(Stored dataset items)
# # # # # # #
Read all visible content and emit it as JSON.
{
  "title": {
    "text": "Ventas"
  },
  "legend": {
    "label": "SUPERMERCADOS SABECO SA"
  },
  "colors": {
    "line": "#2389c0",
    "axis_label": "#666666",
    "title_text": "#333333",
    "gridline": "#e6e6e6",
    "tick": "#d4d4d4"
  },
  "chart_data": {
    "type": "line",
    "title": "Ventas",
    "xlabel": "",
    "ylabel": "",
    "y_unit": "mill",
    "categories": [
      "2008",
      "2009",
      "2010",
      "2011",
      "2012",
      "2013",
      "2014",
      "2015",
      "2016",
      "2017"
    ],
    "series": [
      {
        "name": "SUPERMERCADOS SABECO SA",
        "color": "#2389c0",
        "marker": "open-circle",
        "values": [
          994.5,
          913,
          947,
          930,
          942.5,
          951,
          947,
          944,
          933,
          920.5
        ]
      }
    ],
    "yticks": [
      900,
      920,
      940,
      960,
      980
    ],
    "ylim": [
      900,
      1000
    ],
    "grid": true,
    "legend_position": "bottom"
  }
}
# # # # # # #
**OBJECTIVE**
Type out the full listing again, exactly as given.

**OUTPUT FOR THIS EXERCISE**
Read all visible content and emit it as JSON.
{
  "title": {
    "text": "Ventas"
  },
  "legend": {
    "label": "SUPERMERCADOS SABECO SA"
  },
  "colors": {
    "line": "#2389c0",
    "axis_label": "#666666",
    "title_text": "#333333",
    "gridline": "#e6e6e6",
    "tick": "#d4d4d4"
  },
  "chart_data": {
    "type": "line",
    "title": "Ventas",
    "xlabel": "",
    "ylabel": "",
    "y_unit": "mill",
    "categories": [
      "2008",
      "2009",
      "2010",
      "2011",
      "2012",
      "2013",
      "2014",
      "2015",
      "2016",
      "2017"
    ],
    "series": [
      {
        "name": "SUPERMERCADOS SABECO SA",
        "color": "#2389c0",
        "marker": "open-circle",
        "values": [
          994.5,
          913,
          947,
          930,
          942.5,
          951,
          947,
          944,
          933,
          920.5
        ]
      }
    ],
    "yticks": [
      900,
      920,
      940,
      960,
      980
    ],
    "ylim": [
      900,
      1000
    ],
    "grid": true,
    "legend_position": "bottom"
  }
}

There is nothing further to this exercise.